Task prompt = Say how many lines in the data below contain the word "JSON", and give no other text.

Extracted data =
***
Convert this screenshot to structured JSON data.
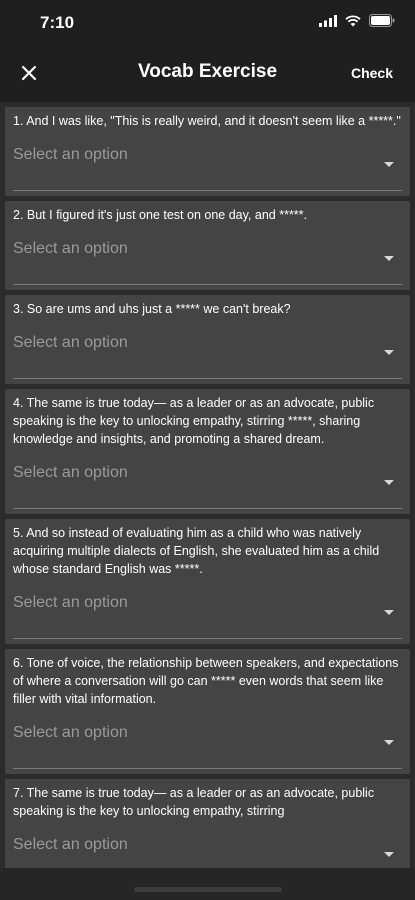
{
  "status": {
    "time": "7:10"
  },
  "header": {
    "title": "Vocab Exercise",
    "check_label": "Check"
  },
  "questions": [
    {
      "text": "1. And I was like, \"This is really weird, and it doesn't seem like a *****.\"",
      "select_placeholder": "Select an option"
    },
    {
      "text": "2. But I figured it's just one test on one day, and *****.",
      "select_placeholder": "Select an option"
    },
    {
      "text": "3. So are ums and uhs  just a ***** we can't break?",
      "select_placeholder": "Select an option"
    },
    {
      "text": "4. The same is true today— as a leader or as an advocate, public speaking is the key  to unlocking empathy, stirring *****, sharing knowledge and insights,  and promoting a shared dream.",
      "select_placeholder": "Select an option"
    },
    {
      "text": "5. And so instead of evaluating him as a child who was natively acquiring multiple dialects of English, she evaluated him as a child whose standard English was *****.",
      "select_placeholder": "Select an option"
    },
    {
      "text": "6. Tone of voice,  the relationship between speakers, and expectations of where  a conversation will go can ***** even words that seem like filler with vital information.",
      "select_placeholder": "Select an option"
    },
    {
      "text": "7. The same is true today— as a leader or as an advocate, public speaking is the key  to unlocking empathy, stirring",
      "select_placeholder": "Select an option"
    }
  ]
}
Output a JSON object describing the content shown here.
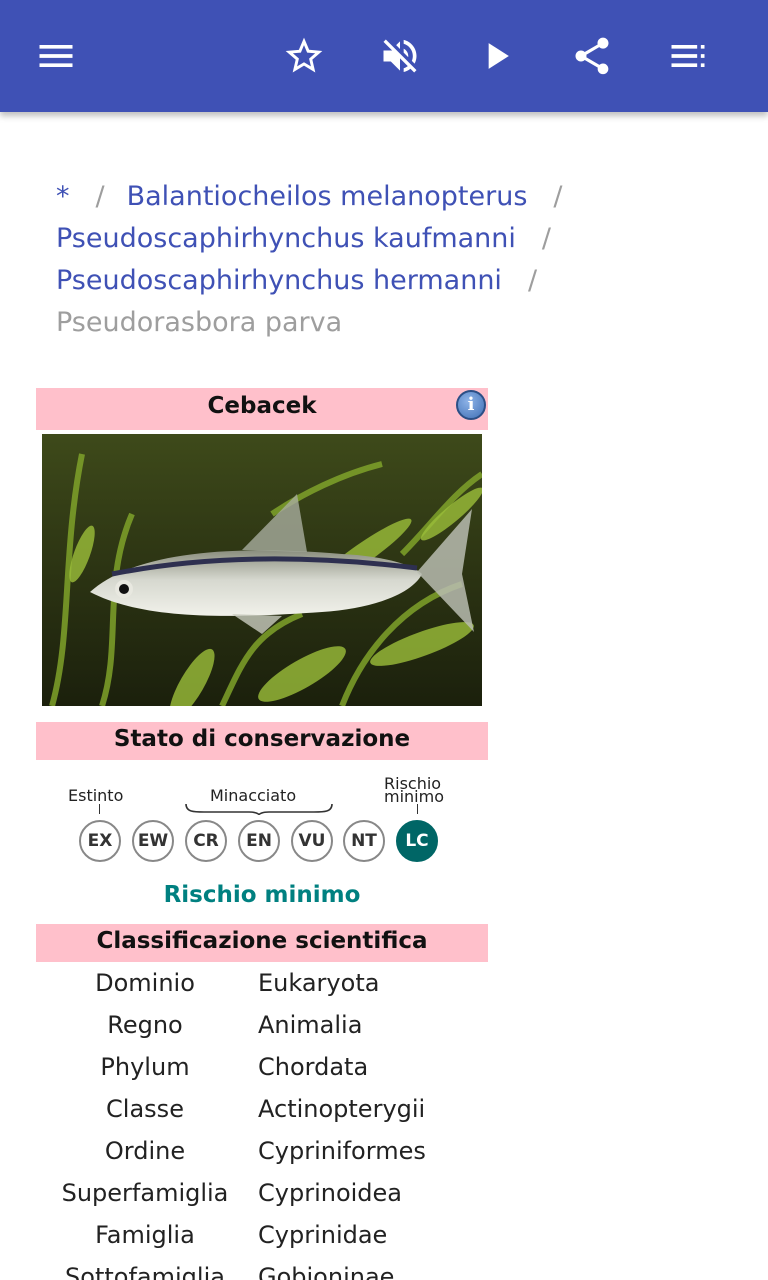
{
  "toolbar": {
    "menu_icon": "menu-icon",
    "favorite_icon": "star-outline-icon",
    "mute_icon": "volume-off-icon",
    "play_icon": "play-icon",
    "share_icon": "share-icon",
    "list_icon": "playlist-icon"
  },
  "breadcrumb": {
    "items": [
      "*",
      "Balantiocheilos melanopterus",
      "Pseudoscaphirhynchus kaufmanni",
      "Pseudoscaphirhynchus hermanni"
    ],
    "separator": "/",
    "current": "Pseudorasbora parva"
  },
  "infobox": {
    "title": "Cebacek",
    "info_icon": "i",
    "status_header": "Stato di conservazione",
    "scale": {
      "extinct_label": "Estinto",
      "threatened_label": "Minacciato",
      "least_concern_label_1": "Rischio",
      "least_concern_label_2": "minimo",
      "codes": [
        "EX",
        "EW",
        "CR",
        "EN",
        "VU",
        "NT",
        "LC"
      ],
      "active": "LC"
    },
    "status_text": "Rischio minimo",
    "classification_header": "Classificazione scientifica",
    "classification": [
      {
        "rank": "Dominio",
        "value": "Eukaryota"
      },
      {
        "rank": "Regno",
        "value": "Animalia"
      },
      {
        "rank": "Phylum",
        "value": "Chordata"
      },
      {
        "rank": "Classe",
        "value": "Actinopterygii"
      },
      {
        "rank": "Ordine",
        "value": "Cypriniformes"
      },
      {
        "rank": "Superfamiglia",
        "value": "Cyprinoidea"
      },
      {
        "rank": "Famiglia",
        "value": "Cyprinidae"
      },
      {
        "rank": "Sottofamiglia",
        "value": "Gobioninae"
      }
    ]
  },
  "colors": {
    "appbar": "#3f51b5",
    "link": "#3f51b5",
    "header_bg": "#ffc0cb",
    "status_color": "#008080"
  }
}
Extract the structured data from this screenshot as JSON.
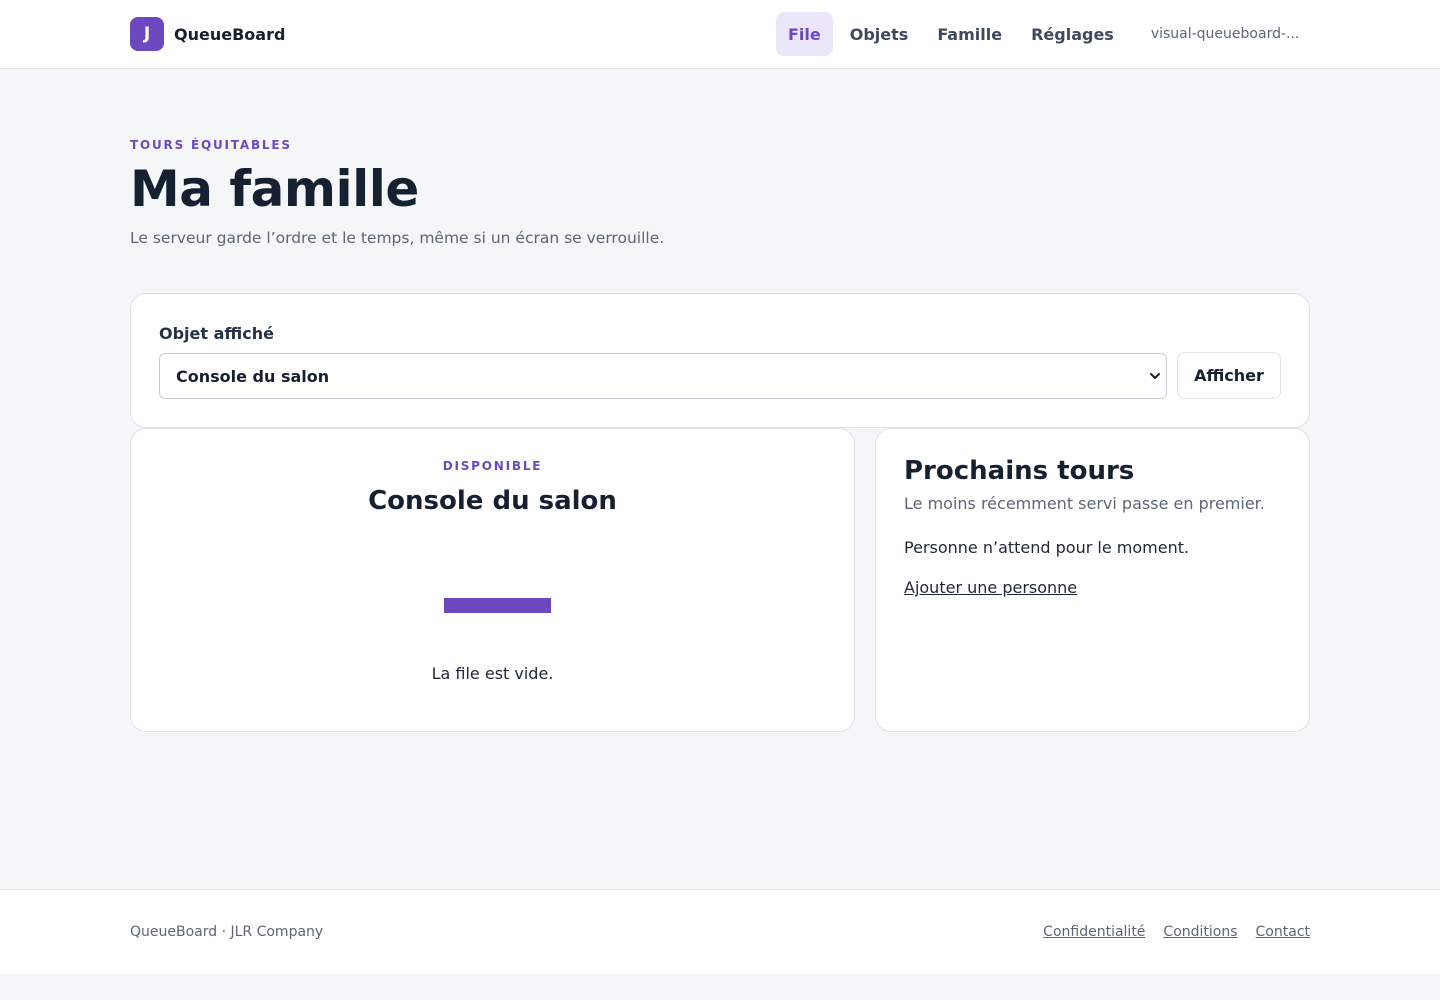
{
  "header": {
    "logo_letter": "J",
    "brand": "QueueBoard",
    "nav": [
      {
        "label": "File",
        "active": true
      },
      {
        "label": "Objets"
      },
      {
        "label": "Famille"
      },
      {
        "label": "Réglages"
      }
    ],
    "user": "visual-queueboard-..."
  },
  "hero": {
    "eyebrow": "TOURS ÉQUITABLES",
    "title": "Ma famille",
    "subtitle": "Le serveur garde l’ordre et le temps, même si un écran se verrouille."
  },
  "picker": {
    "label": "Objet affiché",
    "selected": "Console du salon",
    "button": "Afficher"
  },
  "now": {
    "status": "DISPONIBLE",
    "title": "Console du salon",
    "empty": "La file est vide."
  },
  "next": {
    "title": "Prochains tours",
    "subtitle": "Le moins récemment servi passe en premier.",
    "empty": "Personne n’attend pour le moment.",
    "add_link": "Ajouter une personne"
  },
  "footer": {
    "brand": "QueueBoard · JLR Company",
    "links": [
      "Confidentialité",
      "Conditions",
      "Contact"
    ]
  },
  "colors": {
    "accent": "#6e48c0",
    "accent_soft": "#ece6fb",
    "background": "#f5f6f8"
  }
}
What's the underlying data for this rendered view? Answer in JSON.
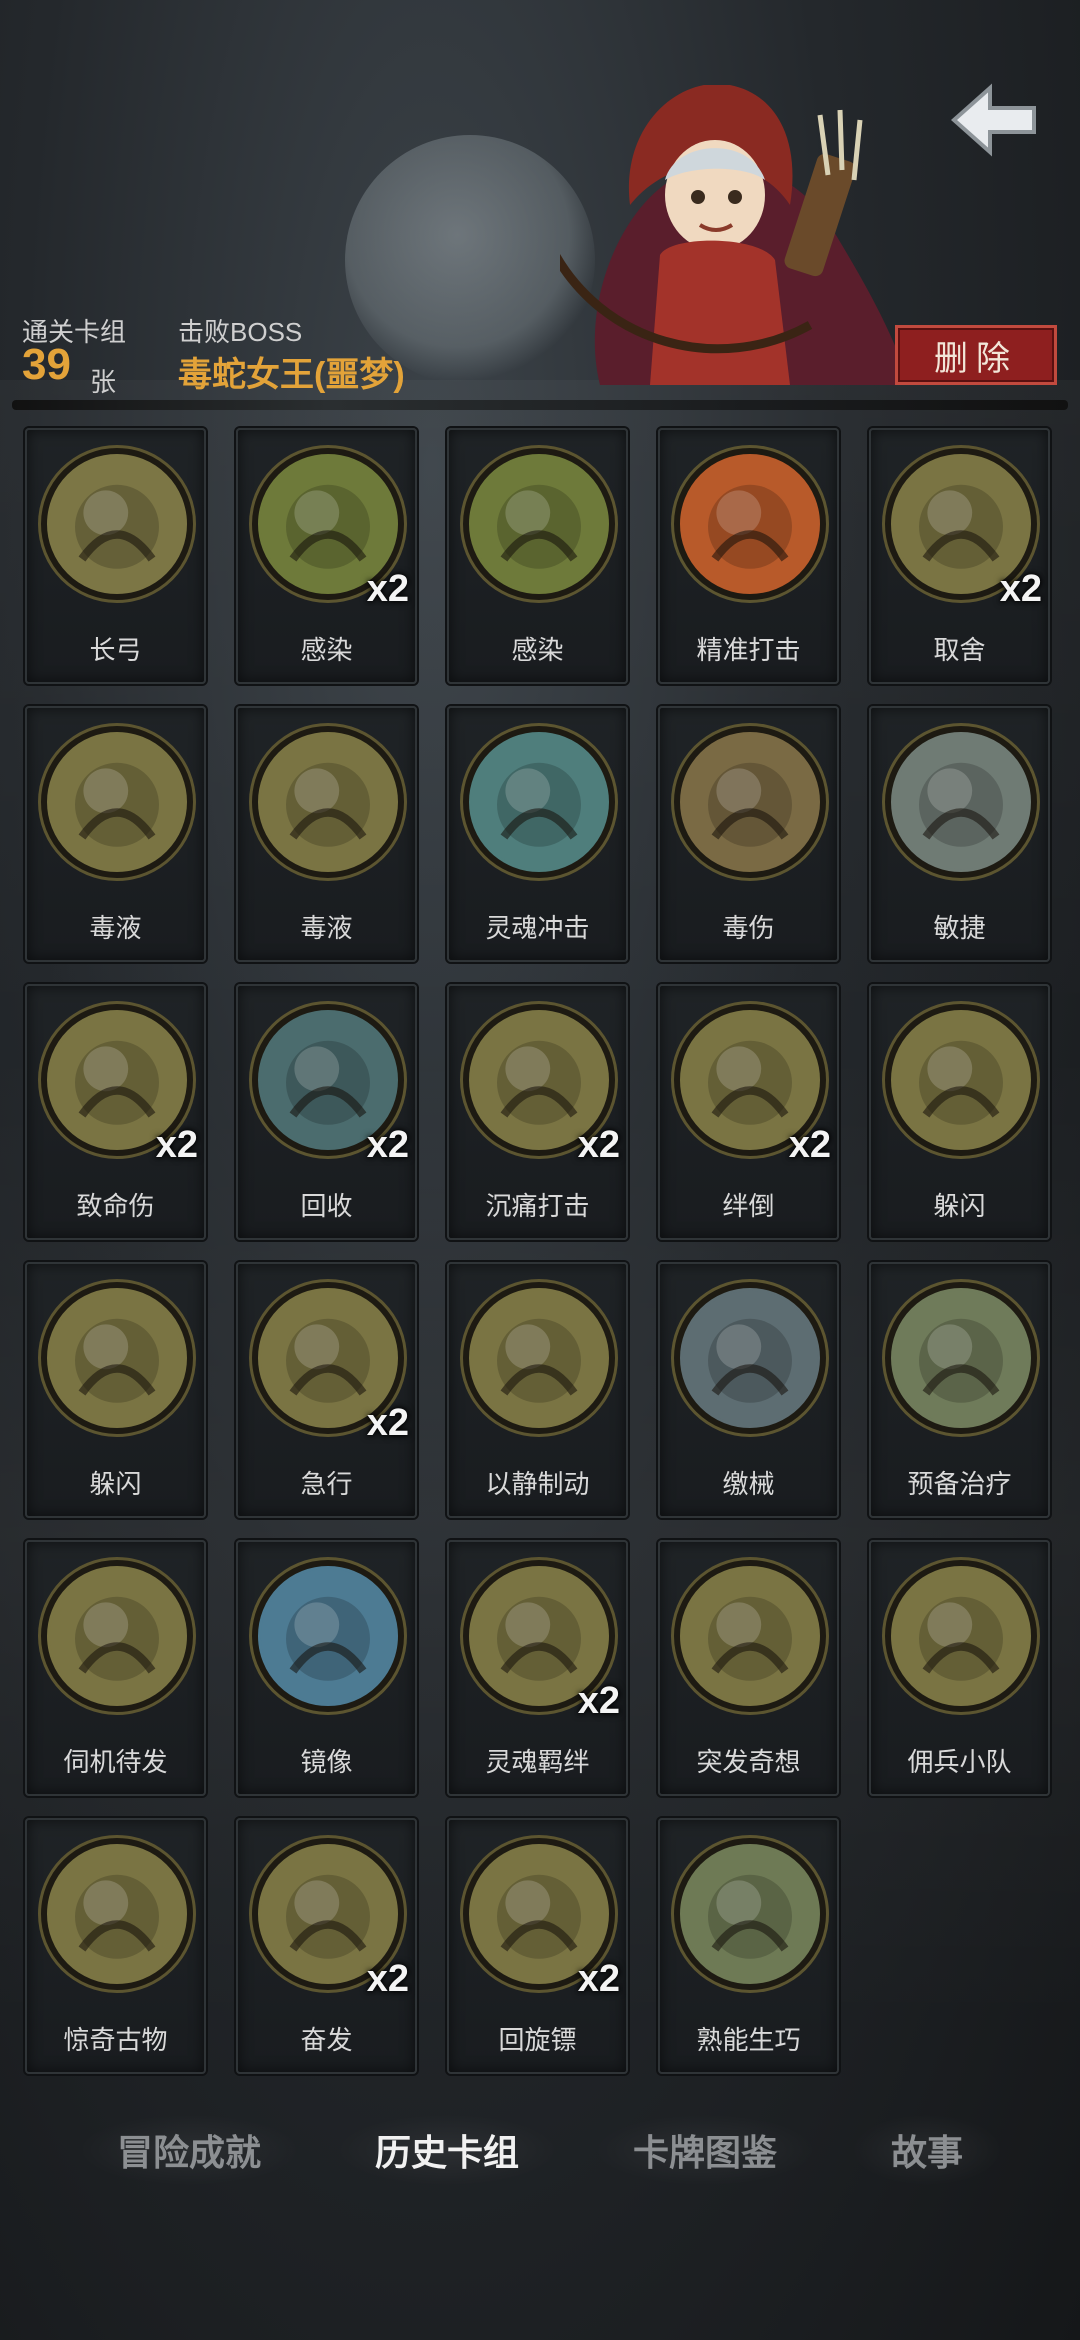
***
Written solution = 4